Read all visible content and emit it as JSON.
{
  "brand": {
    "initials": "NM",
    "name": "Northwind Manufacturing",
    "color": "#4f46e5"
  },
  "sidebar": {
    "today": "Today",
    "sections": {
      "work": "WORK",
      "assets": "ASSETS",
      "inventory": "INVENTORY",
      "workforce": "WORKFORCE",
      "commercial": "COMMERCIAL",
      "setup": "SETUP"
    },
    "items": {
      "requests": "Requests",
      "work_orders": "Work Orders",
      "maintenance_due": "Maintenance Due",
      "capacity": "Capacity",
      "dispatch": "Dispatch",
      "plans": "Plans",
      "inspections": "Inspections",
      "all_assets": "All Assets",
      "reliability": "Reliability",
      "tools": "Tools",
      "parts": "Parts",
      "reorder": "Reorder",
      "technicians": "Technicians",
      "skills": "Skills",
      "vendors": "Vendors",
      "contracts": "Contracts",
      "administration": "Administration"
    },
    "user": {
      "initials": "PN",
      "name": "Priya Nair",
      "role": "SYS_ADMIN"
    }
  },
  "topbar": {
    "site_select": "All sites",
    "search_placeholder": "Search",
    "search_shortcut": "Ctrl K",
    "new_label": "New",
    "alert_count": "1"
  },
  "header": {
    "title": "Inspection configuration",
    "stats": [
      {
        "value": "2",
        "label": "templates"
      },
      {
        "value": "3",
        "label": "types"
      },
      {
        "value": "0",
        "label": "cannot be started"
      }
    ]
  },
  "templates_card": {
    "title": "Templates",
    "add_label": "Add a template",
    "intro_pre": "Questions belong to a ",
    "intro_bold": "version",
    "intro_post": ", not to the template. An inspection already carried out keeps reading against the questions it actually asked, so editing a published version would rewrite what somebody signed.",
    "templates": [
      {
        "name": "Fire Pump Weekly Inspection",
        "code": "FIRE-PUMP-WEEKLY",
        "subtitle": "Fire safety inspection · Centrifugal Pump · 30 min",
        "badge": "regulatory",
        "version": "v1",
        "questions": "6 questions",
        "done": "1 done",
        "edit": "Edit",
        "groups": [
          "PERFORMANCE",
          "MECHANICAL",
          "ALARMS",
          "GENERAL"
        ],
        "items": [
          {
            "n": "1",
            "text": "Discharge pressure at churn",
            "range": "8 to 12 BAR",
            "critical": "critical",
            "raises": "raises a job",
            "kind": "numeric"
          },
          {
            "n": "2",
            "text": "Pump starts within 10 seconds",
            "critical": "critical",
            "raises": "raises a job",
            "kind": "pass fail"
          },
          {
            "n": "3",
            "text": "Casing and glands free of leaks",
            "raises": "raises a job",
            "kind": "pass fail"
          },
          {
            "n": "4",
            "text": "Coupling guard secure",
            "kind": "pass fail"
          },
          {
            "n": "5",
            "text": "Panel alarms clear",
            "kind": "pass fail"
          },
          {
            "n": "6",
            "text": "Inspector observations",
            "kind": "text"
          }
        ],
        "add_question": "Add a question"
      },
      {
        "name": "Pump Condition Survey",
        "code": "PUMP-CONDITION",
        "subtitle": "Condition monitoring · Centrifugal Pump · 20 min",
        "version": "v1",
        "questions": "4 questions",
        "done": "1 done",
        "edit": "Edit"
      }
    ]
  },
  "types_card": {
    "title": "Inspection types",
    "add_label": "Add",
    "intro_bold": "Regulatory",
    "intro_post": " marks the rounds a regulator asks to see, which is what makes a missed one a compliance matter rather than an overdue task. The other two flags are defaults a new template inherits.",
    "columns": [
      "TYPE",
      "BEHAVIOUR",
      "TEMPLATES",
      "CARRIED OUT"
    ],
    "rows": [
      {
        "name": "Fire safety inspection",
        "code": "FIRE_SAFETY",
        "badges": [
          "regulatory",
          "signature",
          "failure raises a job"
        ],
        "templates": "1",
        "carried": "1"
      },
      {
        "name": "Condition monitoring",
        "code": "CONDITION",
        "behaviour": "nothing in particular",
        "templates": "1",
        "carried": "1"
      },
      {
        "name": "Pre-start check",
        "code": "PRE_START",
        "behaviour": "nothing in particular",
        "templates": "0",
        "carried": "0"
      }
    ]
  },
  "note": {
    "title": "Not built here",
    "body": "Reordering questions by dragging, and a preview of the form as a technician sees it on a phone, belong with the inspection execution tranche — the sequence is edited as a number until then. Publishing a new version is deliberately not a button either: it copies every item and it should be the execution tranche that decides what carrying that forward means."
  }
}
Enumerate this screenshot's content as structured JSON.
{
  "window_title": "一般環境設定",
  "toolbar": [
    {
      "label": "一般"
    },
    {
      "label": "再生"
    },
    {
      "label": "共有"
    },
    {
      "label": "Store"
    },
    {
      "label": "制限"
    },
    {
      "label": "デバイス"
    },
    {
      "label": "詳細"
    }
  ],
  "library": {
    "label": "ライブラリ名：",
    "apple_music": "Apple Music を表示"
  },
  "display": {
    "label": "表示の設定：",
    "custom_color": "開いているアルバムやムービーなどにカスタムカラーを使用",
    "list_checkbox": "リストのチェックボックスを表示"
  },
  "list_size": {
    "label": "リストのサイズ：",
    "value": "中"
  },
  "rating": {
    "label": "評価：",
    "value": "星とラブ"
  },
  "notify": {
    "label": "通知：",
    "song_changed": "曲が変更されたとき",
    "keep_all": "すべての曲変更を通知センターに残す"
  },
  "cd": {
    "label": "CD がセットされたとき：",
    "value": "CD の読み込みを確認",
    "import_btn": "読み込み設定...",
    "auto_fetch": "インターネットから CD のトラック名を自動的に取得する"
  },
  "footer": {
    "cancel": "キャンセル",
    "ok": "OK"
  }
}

----

> **GIVEN REQUEST**: Take the entries above and copy them out exactly.

> **REPLY**:
Read all visible content and emit it as JSON.
{
  "brand": {
    "initials": "NM",
    "name": "Northwind Manufacturing",
    "color": "#4f46e5"
  },
  "sidebar": {
    "today": "Today",
    "sections": {
      "work": "WORK",
      "assets": "ASSETS",
      "inventory": "INVENTORY",
      "workforce": "WORKFORCE",
      "commercial": "COMMERCIAL",
      "setup": "SETUP"
    },
    "items": {
      "requests": "Requests",
      "work_orders": "Work Orders",
      "maintenance_due": "Maintenance Due",
      "capacity": "Capacity",
      "dispatch": "Dispatch",
      "plans": "Plans",
      "inspections": "Inspections",
      "all_assets": "All Assets",
      "reliability": "Reliability",
      "tools": "Tools",
      "parts": "Parts",
      "reorder": "Reorder",
      "technicians": "Technicians",
      "skills": "Skills",
      "vendors": "Vendors",
      "contracts": "Contracts",
      "administration": "Administration"
    },
    "user": {
      "initials": "PN",
      "name": "Priya Nair",
      "role": "SYS_ADMIN"
    }
  },
  "topbar": {
    "site_select": "All sites",
    "search_placeholder": "Search",
    "search_shortcut": "Ctrl K",
    "new_label": "New",
    "alert_count": "1"
  },
  "header": {
    "title": "Inspection configuration",
    "stats": [
      {
        "value": "2",
        "label": "templates"
      },
      {
        "value": "3",
        "label": "types"
      },
      {
        "value": "0",
        "label": "cannot be started"
      }
    ]
  },
  "templates_card": {
    "title": "Templates",
    "add_label": "Add a template",
    "intro_pre": "Questions belong to a ",
    "intro_bold": "version",
    "intro_post": ", not to the template. An inspection already carried out keeps reading against the questions it actually asked, so editing a published version would rewrite what somebody signed.",
    "templates": [
      {
        "name": "Fire Pump Weekly Inspection",
        "code": "FIRE-PUMP-WEEKLY",
        "subtitle": "Fire safety inspection · Centrifugal Pump · 30 min",
        "badge": "regulatory",
        "version": "v1",
        "questions": "6 questions",
        "done": "1 done",
        "edit": "Edit",
        "groups": [
          "PERFORMANCE",
          "MECHANICAL",
          "ALARMS",
          "GENERAL"
        ],
        "items": [
          {
            "n": "1",
            "text": "Discharge pressure at churn",
            "range": "8 to 12 BAR",
            "critical": "critical",
            "raises": "raises a job",
            "kind": "numeric"
          },
          {
            "n": "2",
            "text": "Pump starts within 10 seconds",
            "critical": "critical",
            "raises": "raises a job",
            "kind": "pass fail"
          },
          {
            "n": "3",
            "text": "Casing and glands free of leaks",
            "raises": "raises a job",
            "kind": "pass fail"
          },
          {
            "n": "4",
            "text": "Coupling guard secure",
            "kind": "pass fail"
          },
          {
            "n": "5",
            "text": "Panel alarms clear",
            "kind": "pass fail"
          },
          {
            "n": "6",
            "text": "Inspector observations",
            "kind": "text"
          }
        ],
        "add_question": "Add a question"
      },
      {
        "name": "Pump Condition Survey",
        "code": "PUMP-CONDITION",
        "subtitle": "Condition monitoring · Centrifugal Pump · 20 min",
        "version": "v1",
        "questions": "4 questions",
        "done": "1 done",
        "edit": "Edit"
      }
    ]
  },
  "types_card": {
    "title": "Inspection types",
    "add_label": "Add",
    "intro_bold": "Regulatory",
    "intro_post": " marks the rounds a regulator asks to see, which is what makes a missed one a compliance matter rather than an overdue task. The other two flags are defaults a new template inherits.",
    "columns": [
      "TYPE",
      "BEHAVIOUR",
      "TEMPLATES",
      "CARRIED OUT"
    ],
    "rows": [
      {
        "name": "Fire safety inspection",
        "code": "FIRE_SAFETY",
        "badges": [
          "regulatory",
          "signature",
          "failure raises a job"
        ],
        "templates": "1",
        "carried": "1"
      },
      {
        "name": "Condition monitoring",
        "code": "CONDITION",
        "behaviour": "nothing in particular",
        "templates": "1",
        "carried": "1"
      },
      {
        "name": "Pre-start check",
        "code": "PRE_START",
        "behaviour": "nothing in particular",
        "templates": "0",
        "carried": "0"
      }
    ]
  },
  "note": {
    "title": "Not built here",
    "body": "Reordering questions by dragging, and a preview of the form as a technician sees it on a phone, belong with the inspection execution tranche — the sequence is edited as a number until then. Publishing a new version is deliberately not a button either: it copies every item and it should be the execution tranche that decides what carrying that forward means."
  }
}
Enumerate this screenshot's content as structured JSON.
{
  "window_title": "一般環境設定",
  "toolbar": [
    {
      "label": "一般"
    },
    {
      "label": "再生"
    },
    {
      "label": "共有"
    },
    {
      "label": "Store"
    },
    {
      "label": "制限"
    },
    {
      "label": "デバイス"
    },
    {
      "label": "詳細"
    }
  ],
  "library": {
    "label": "ライブラリ名：",
    "apple_music": "Apple Music を表示"
  },
  "display": {
    "label": "表示の設定：",
    "custom_color": "開いているアルバムやムービーなどにカスタムカラーを使用",
    "list_checkbox": "リストのチェックボックスを表示"
  },
  "list_size": {
    "label": "リストのサイズ：",
    "value": "中"
  },
  "rating": {
    "label": "評価：",
    "value": "星とラブ"
  },
  "notify": {
    "label": "通知：",
    "song_changed": "曲が変更されたとき",
    "keep_all": "すべての曲変更を通知センターに残す"
  },
  "cd": {
    "label": "CD がセットされたとき：",
    "value": "CD の読み込みを確認",
    "import_btn": "読み込み設定...",
    "auto_fetch": "インターネットから CD のトラック名を自動的に取得する"
  },
  "footer": {
    "cancel": "キャンセル",
    "ok": "OK"
  }
}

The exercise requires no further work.